- [Excerpted passage]
"""

Oh, those lucky, lucky homeless, sick people! What happy niggras we have here on our grand plantation. It makes a person feel dirty and disgusted and sick to his stomach. Don't you suppose a couple billion other people all over the world heard that chortle, you bloated, ignorant, overprivileged mother of a moron?

Hey, folks, things have gotten so bad that even the press is beginning to pay attention. Presidential Press Secretary Scott McClellan said at least fourteen times during two press briefings last week that now is not the time to "play the blame game." I say it's an excellent time, while the dead are still floating on the polluted tides and we are not yet distracted by the World's Series or the run-up to Christmas or another newly-discovered "Axis Of Terror" triumvirate.

Now, for pure, wholesome, refreshing local idiocy we have the Maine Republicans' brilliant plan to make us forget the screwing we're getting from Exxon by canceling the state gasoline tax for a few months and (this is really too perfect for me to have made up) forgiving the sales tax on home heating oil (struggling, low wage, two-job homeowners get ready for this!) for business use.

"""

(Box annotation data)

"""

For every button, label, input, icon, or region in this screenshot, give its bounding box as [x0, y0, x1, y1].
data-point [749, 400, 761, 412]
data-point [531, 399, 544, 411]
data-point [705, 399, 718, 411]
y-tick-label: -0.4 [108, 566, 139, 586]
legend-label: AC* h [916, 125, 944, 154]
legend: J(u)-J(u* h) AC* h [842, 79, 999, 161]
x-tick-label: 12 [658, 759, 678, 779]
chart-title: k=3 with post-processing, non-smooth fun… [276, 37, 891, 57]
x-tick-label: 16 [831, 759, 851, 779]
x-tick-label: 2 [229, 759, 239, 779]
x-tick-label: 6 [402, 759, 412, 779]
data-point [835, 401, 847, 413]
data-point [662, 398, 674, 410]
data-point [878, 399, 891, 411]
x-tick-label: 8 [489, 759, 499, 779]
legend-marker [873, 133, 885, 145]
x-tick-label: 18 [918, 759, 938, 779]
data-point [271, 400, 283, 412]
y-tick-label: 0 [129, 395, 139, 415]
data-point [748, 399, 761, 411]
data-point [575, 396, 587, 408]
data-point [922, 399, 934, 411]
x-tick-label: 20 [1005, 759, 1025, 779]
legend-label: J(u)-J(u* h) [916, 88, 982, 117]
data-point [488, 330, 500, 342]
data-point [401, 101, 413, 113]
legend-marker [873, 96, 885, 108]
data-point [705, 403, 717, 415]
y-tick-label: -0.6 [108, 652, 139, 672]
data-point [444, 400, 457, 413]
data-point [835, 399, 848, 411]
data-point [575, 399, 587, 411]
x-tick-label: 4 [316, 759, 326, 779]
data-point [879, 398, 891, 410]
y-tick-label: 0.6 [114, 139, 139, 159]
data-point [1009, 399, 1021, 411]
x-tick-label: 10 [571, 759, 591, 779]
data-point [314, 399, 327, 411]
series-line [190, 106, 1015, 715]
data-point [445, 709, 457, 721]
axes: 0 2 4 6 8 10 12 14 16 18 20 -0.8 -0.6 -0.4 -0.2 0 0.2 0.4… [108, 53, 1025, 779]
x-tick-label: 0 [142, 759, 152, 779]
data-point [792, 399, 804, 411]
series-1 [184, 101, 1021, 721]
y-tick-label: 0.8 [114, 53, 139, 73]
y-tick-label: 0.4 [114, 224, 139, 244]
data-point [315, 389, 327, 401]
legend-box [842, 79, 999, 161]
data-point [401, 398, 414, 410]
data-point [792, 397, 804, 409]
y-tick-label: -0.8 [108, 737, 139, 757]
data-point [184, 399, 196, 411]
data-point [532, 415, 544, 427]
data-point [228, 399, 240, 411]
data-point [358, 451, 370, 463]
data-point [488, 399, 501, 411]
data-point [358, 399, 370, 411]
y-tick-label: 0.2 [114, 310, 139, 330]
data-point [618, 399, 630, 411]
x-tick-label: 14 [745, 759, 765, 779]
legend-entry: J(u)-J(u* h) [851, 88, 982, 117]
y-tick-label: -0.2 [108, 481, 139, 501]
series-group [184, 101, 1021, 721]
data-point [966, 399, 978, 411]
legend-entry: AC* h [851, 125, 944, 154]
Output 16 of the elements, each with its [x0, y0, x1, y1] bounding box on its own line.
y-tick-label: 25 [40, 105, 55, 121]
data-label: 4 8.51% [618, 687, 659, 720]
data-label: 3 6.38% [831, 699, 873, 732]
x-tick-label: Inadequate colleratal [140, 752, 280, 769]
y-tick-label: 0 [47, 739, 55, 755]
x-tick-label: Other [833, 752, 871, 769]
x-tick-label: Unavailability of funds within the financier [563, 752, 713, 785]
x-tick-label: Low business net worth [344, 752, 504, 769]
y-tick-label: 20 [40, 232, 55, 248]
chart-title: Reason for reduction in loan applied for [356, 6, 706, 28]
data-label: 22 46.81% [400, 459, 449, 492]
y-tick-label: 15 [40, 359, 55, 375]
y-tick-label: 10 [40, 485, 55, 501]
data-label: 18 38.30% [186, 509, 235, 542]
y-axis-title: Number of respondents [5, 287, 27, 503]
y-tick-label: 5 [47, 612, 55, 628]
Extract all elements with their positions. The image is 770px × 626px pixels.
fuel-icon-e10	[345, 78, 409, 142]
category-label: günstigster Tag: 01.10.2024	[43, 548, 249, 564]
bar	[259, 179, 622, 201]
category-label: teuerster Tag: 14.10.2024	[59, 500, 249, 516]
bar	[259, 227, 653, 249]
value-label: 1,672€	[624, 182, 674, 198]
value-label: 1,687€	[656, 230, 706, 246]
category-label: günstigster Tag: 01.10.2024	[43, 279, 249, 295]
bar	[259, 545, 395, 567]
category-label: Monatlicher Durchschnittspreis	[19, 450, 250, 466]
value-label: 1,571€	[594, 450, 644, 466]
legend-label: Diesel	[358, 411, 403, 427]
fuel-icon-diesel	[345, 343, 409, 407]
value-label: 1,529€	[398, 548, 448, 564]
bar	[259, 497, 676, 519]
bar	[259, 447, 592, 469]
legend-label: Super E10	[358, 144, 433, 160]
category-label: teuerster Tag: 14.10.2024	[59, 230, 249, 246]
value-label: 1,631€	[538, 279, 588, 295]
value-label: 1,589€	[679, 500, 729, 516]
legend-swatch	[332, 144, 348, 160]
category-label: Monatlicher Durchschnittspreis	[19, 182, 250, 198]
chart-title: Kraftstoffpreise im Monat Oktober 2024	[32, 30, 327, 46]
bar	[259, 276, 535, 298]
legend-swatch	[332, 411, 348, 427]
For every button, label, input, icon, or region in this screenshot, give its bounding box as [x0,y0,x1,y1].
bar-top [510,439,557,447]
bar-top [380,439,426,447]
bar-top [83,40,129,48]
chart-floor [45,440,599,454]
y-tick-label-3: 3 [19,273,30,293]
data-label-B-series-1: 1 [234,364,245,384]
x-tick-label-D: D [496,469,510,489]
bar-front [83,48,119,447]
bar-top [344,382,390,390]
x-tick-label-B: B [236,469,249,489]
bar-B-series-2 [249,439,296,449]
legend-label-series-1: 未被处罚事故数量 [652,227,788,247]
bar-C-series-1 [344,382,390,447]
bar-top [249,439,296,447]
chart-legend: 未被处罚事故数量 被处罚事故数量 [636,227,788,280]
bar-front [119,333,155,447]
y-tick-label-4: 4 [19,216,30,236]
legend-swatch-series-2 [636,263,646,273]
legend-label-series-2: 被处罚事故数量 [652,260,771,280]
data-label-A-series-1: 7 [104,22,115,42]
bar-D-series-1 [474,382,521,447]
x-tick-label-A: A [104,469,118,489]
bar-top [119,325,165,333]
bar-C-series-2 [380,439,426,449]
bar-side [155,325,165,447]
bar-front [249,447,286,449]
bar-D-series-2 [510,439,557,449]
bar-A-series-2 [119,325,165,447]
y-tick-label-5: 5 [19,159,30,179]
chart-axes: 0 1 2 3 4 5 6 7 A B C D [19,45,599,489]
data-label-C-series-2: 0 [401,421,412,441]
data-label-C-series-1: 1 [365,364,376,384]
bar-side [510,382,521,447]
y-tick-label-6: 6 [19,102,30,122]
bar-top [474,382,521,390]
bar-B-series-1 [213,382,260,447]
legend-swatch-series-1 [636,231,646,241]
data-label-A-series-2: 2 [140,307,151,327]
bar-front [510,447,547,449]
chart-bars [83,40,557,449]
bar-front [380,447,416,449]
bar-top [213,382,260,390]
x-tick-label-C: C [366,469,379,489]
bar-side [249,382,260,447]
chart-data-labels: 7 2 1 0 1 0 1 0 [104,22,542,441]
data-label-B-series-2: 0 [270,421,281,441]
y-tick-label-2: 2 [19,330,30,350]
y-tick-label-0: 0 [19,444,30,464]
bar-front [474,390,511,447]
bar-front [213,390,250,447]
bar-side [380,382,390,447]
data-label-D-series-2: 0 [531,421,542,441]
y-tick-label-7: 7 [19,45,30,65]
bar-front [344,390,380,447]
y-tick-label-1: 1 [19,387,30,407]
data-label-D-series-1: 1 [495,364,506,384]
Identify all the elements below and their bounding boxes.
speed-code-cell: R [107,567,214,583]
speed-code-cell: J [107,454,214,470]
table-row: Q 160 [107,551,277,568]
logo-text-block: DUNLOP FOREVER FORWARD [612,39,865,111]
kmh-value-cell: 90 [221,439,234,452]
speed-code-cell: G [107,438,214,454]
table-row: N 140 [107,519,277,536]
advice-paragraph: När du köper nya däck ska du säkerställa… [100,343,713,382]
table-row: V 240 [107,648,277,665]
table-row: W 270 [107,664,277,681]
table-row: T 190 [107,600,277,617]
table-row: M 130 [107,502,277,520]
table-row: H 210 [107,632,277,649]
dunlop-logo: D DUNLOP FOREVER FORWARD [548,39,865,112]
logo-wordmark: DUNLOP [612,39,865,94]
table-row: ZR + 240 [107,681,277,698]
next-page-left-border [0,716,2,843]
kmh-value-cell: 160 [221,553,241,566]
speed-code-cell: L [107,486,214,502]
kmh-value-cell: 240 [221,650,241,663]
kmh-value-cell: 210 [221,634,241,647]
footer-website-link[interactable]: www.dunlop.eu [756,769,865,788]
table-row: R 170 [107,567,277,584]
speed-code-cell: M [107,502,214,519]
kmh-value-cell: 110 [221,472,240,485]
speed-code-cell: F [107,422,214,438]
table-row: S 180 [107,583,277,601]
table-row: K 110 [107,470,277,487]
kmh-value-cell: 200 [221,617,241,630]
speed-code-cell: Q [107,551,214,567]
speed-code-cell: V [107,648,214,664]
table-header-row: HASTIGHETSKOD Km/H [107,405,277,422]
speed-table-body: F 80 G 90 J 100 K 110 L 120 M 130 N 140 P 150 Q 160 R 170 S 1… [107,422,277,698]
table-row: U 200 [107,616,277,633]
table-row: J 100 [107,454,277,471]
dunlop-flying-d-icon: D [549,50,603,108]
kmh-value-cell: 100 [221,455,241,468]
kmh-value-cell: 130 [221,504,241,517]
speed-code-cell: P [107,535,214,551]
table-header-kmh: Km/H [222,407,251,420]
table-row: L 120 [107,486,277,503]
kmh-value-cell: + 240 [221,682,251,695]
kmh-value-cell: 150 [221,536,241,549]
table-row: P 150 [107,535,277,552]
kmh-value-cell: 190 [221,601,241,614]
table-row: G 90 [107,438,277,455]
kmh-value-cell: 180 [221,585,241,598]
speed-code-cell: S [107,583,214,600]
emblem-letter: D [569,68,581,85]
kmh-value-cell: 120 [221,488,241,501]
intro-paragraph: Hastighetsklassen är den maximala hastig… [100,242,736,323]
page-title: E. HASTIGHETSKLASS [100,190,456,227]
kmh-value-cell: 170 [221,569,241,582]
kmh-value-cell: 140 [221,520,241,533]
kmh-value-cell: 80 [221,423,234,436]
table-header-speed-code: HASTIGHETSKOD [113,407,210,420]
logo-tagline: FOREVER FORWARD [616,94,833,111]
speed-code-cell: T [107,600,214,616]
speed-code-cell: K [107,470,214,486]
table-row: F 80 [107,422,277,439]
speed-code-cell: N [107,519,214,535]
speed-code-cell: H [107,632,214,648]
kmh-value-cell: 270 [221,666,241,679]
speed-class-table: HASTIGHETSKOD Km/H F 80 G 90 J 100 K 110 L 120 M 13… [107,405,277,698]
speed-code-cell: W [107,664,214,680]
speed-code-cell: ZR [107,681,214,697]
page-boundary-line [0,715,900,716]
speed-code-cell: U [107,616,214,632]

"""

- [To-do list]
**A.** Rewrite the stretch of the political commentary from "Hey, folks, things" through "for business use.", swapping "gasoline tax" for "fuel tax".
**B.** Carry on the political commentary above, picking up after its final sentence.

- [Answers by task]
**A.**
Hey, folks, things have gotten so bad that even the press is beginning to pay attention. Presidential Press Secretary Scott McClellan said at least fourteen times during two press briefings last week that now is not the time to "play the blame game." I say it's an excellent time, while the dead are still floating on the polluted tides and we are not yet distracted by the World's Series or the run-up to Christmas or another newly-discovered "Axis Of Terror" triumvirate.

Now, for pure, wholesome, refreshing local idiocy we have the Maine Republicans' brilliant plan to make us forget the screwing we're getting from Exxon by canceling the state fuel tax for a few months and (this is really too perfect for me to have made up) forgiving the sales tax on home heating oil (struggling, low wage, two-job homeowners get ready for this!) for business use.

**B.**
OK. I'm done. Gotta go wax the yacht and wind my Rolex. Jesus, I wish I could be homeless and eat some donated food in Texas while my wife rots in a drainage canal and my dogs starve to death on the balcony of our ruined home

Chris Cooper writes an editorial page column, Fixtures And Forces And Friends for the Wiscasset [Maine] Newspaper. He lives in Alna, Maine; contact him at ckc2@prexar.com.

originally Published on Thursday, September 15, 2005 by the Wiscasset Newspaper (Maine)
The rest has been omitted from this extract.